* Exercise goal *
Give back every line exactly as it appears, pictures excluded.

Stored records
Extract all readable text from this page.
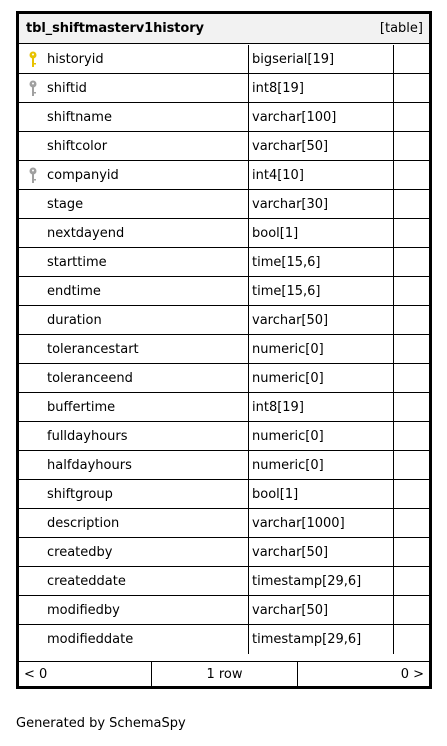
tbl_shiftmasterv1history	[table]
historyid	bigserial[19]
shiftid	int8[19]
shiftname	varchar[100]
shiftcolor	varchar[50]
companyid	int4[10]
stage	varchar[30]
nextdayend	bool[1]
starttime	time[15,6]
endtime	time[15,6]
duration	varchar[50]
tolerancestart	numeric[0]
toleranceend	numeric[0]
buffertime	int8[19]
fulldayhours	numeric[0]
halfdayhours	numeric[0]
shiftgroup	bool[1]
description	varchar[1000]
createdby	varchar[50]
createddate	timestamp[29,6]
modifiedby	varchar[50]
modifieddate	timestamp[29,6]
< 0	1 row	0 >
Generated by SchemaSpy
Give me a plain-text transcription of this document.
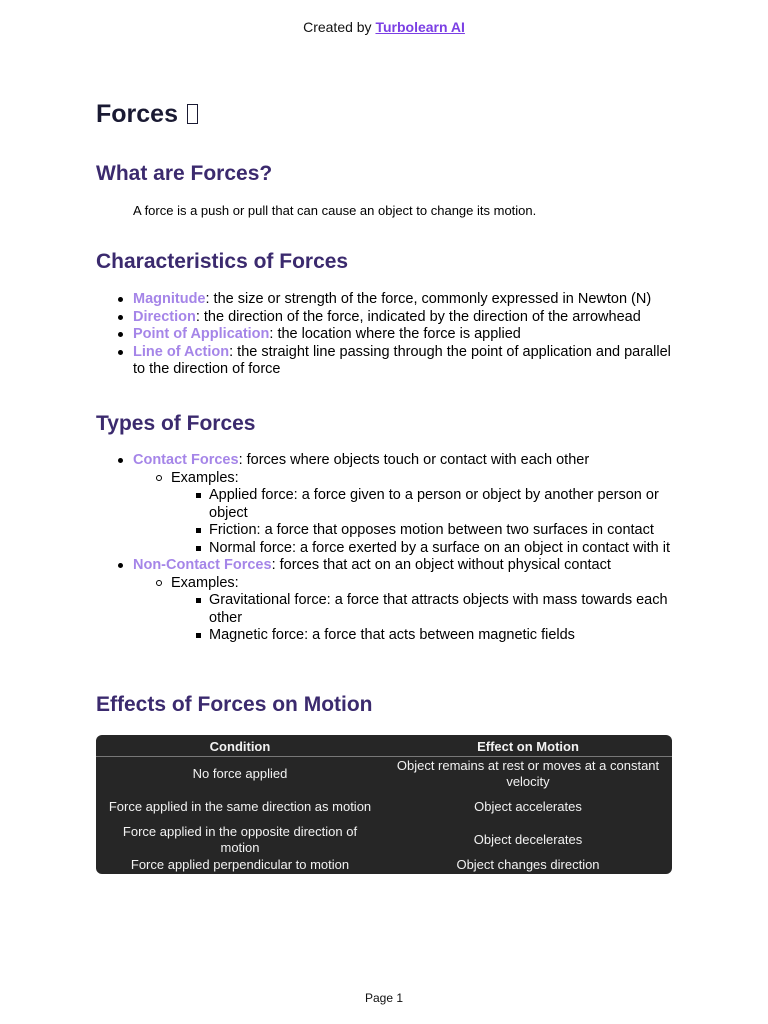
Created by Turbolearn AI
Forces
What are Forces?

A force is a push or pull that can cause an object to change its motion.

Characteristics of Forces
Magnitude: the size or strength of the force, commonly expressed in Newton (N)
Direction: the direction of the force, indicated by the direction of the arrowhead
Point of Application: the location where the force is applied
Line of Action: the straight line passing through the point of application and parallel to the direction of force
Types of Forces
Contact Forces: forces where objects touch or contact with each other
Examples:
Applied force: a force given to a person or object by another person or object
Friction: a force that opposes motion between two surfaces in contact
Normal force: a force exerted by a surface on an object in contact with it
Non-Contact Forces: forces that act on an object without physical contact
Examples:
Gravitational force: a force that attracts objects with mass towards each other
Magnetic force: a force that acts between magnetic fields
Effects of Forces on Motion
Condition	Effect on Motion
No force applied	Object remains at rest or moves at a constant velocity
Force applied in the same direction as motion	Object accelerates
Force applied in the opposite direction of motion	Object decelerates
Force applied perpendicular to motion	Object changes direction
Page 1
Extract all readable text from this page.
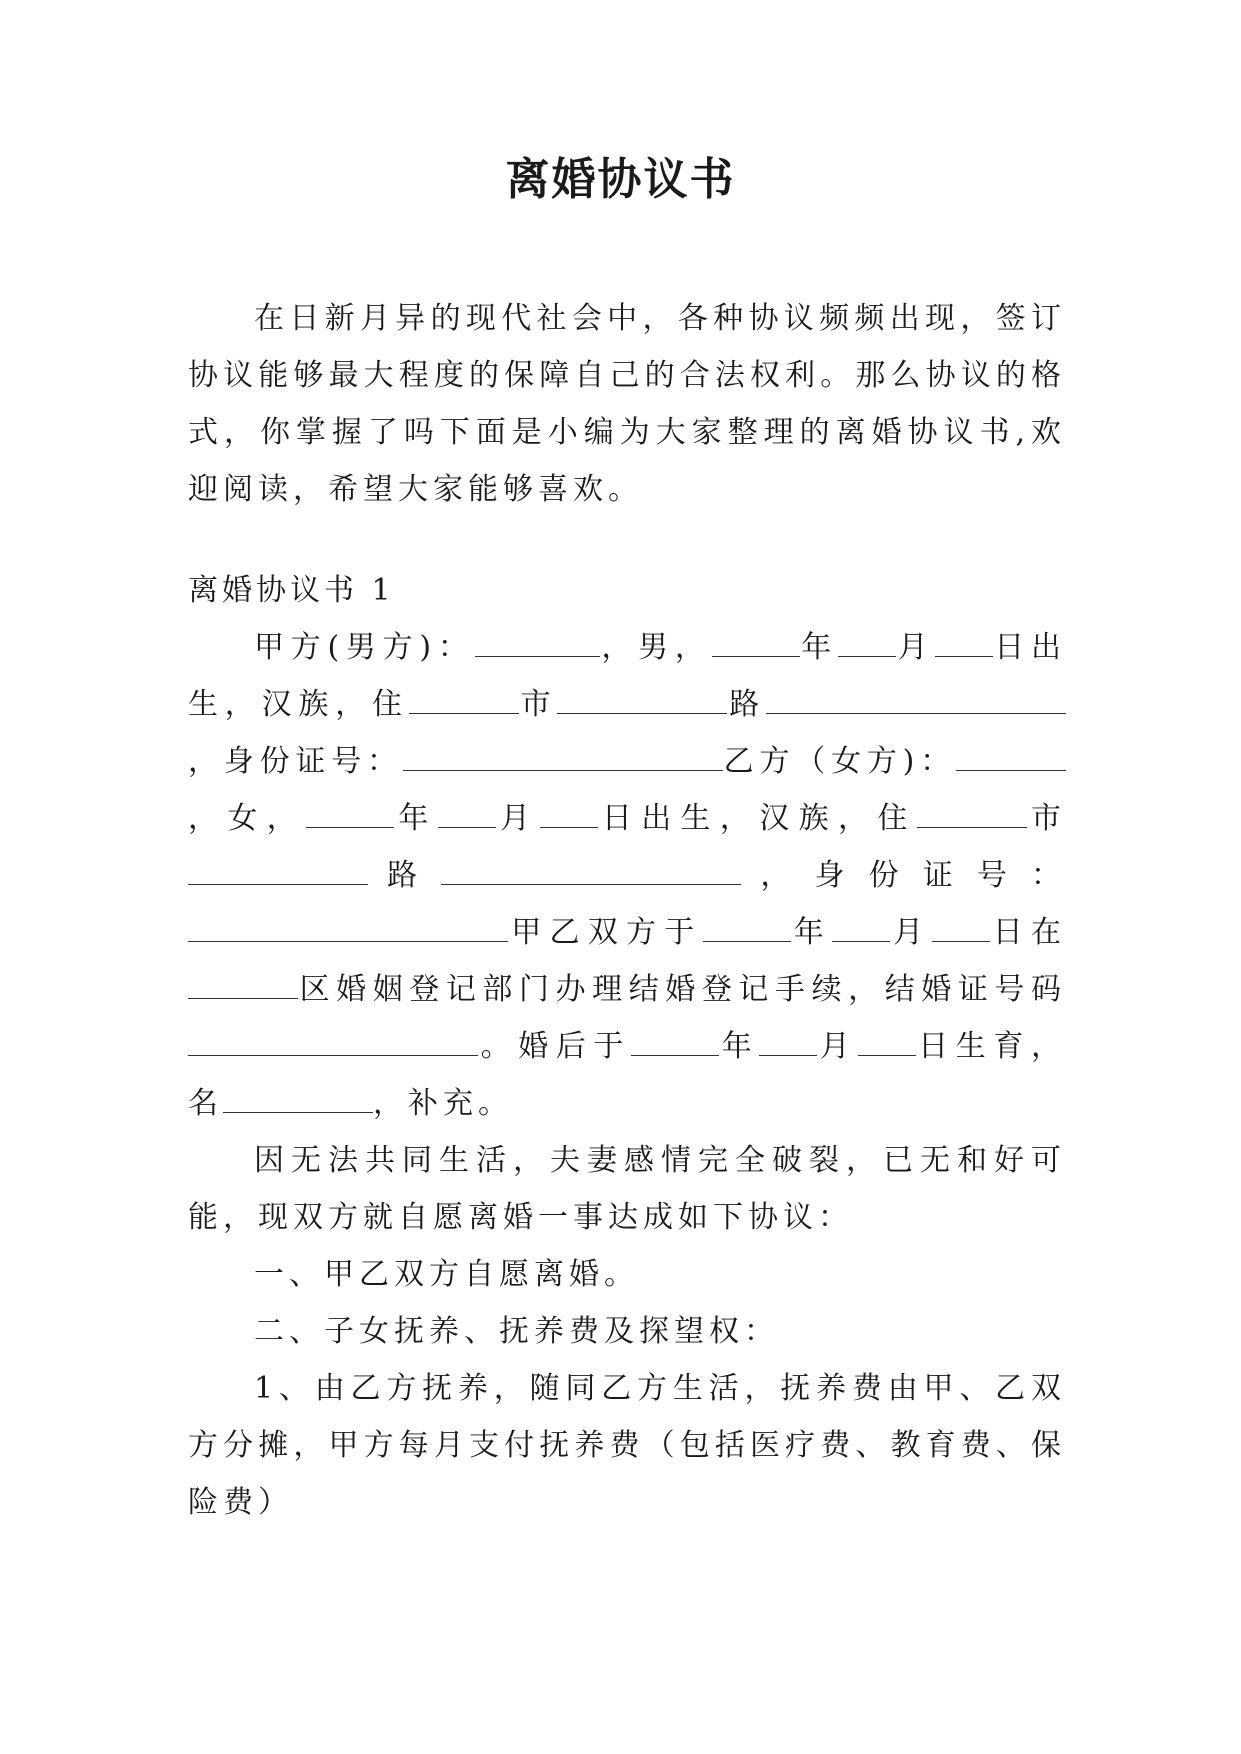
离婚协议书

在日新月异的现代社会中，各种协议频频出现，签订协议能够最大程度的保障自己的合法权利。那么协议的格式，你掌握了吗下面是小编为大家整理的离婚协议书,欢迎阅读，希望大家能够喜欢。

离婚协议书 1

甲方(男方)：	，男，	年 月 日出生，汉族，住	市	路，身份证号：	乙方（女方)：，女，	年 月 日出生，汉族，住	市路	，身份证号：甲乙双方于	年 月 日在区婚姻登记部门办理结婚登记手续，结婚证号码。婚后于	年 月 日生育，名	，补充。

因无法共同生活，夫妻感情完全破裂，已无和好可能，现双方就自愿离婚一事达成如下协议：

一、甲乙双方自愿离婚。

二、子女抚养、抚养费及探望权：

1、由乙方抚养，随同乙方生活，抚养费由甲、乙双方分摊，甲方每月支付抚养费（包括医疗费、教育费、保险费）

* Result below *
Extract all readable text from this page.
tbl_shiftmasterv1history	[table]
historyid	bigserial[19]
shiftid	int8[19]
shiftname	varchar[100]
shiftcolor	varchar[50]
companyid	int4[10]
stage	varchar[30]
nextdayend	bool[1]
starttime	time[15,6]
endtime	time[15,6]
duration	varchar[50]
tolerancestart	numeric[0]
toleranceend	numeric[0]
buffertime	int8[19]
fulldayhours	numeric[0]
halfdayhours	numeric[0]
shiftgroup	bool[1]
description	varchar[1000]
createdby	varchar[50]
createddate	timestamp[29,6]
modifiedby	varchar[50]
modifieddate	timestamp[29,6]
< 0	1 row	0 >
Generated by SchemaSpy
Give me a plain-text transcription of this document.
Created by Turbolearn AI
Forces
What are Forces?

A force is a push or pull that can cause an object to change its motion.

Characteristics of Forces
Magnitude: the size or strength of the force, commonly expressed in Newton (N)
Direction: the direction of the force, indicated by the direction of the arrowhead
Point of Application: the location where the force is applied
Line of Action: the straight line passing through the point of application and parallel to the direction of force
Types of Forces
Contact Forces: forces where objects touch or contact with each other
Examples:
Applied force: a force given to a person or object by another person or object
Friction: a force that opposes motion between two surfaces in contact
Normal force: a force exerted by a surface on an object in contact with it
Non-Contact Forces: forces that act on an object without physical contact
Examples:
Gravitational force: a force that attracts objects with mass towards each other
Magnetic force: a force that acts between magnetic fields
Effects of Forces on Motion
Condition	Effect on Motion
No force applied	Object remains at rest or moves at a constant velocity
Force applied in the same direction as motion	Object accelerates
Force applied in the opposite direction of motion	Object decelerates
Force applied perpendicular to motion	Object changes direction
Page 1
Extract all readable text from this page.
离婚协议书

在日新月异的现代社会中，各种协议频频出现，签订协议能够最大程度的保障自己的合法权利。那么协议的格式，你掌握了吗下面是小编为大家整理的离婚协议书,欢迎阅读，希望大家能够喜欢。

离婚协议书 1

甲方(男方)：	，男，	年 月 日出生，汉族，住	市	路，身份证号：	乙方（女方)：，女，	年 月 日出生，汉族，住	市路	，身份证号：甲乙双方于	年 月 日在区婚姻登记部门办理结婚登记手续，结婚证号码。婚后于	年 月 日生育，名	，补充。

因无法共同生活，夫妻感情完全破裂，已无和好可能，现双方就自愿离婚一事达成如下协议：

一、甲乙双方自愿离婚。

二、子女抚养、抚养费及探望权：

1、由乙方抚养，随同乙方生活，抚养费由甲、乙双方分摊，甲方每月支付抚养费（包括医疗费、教育费、保险费）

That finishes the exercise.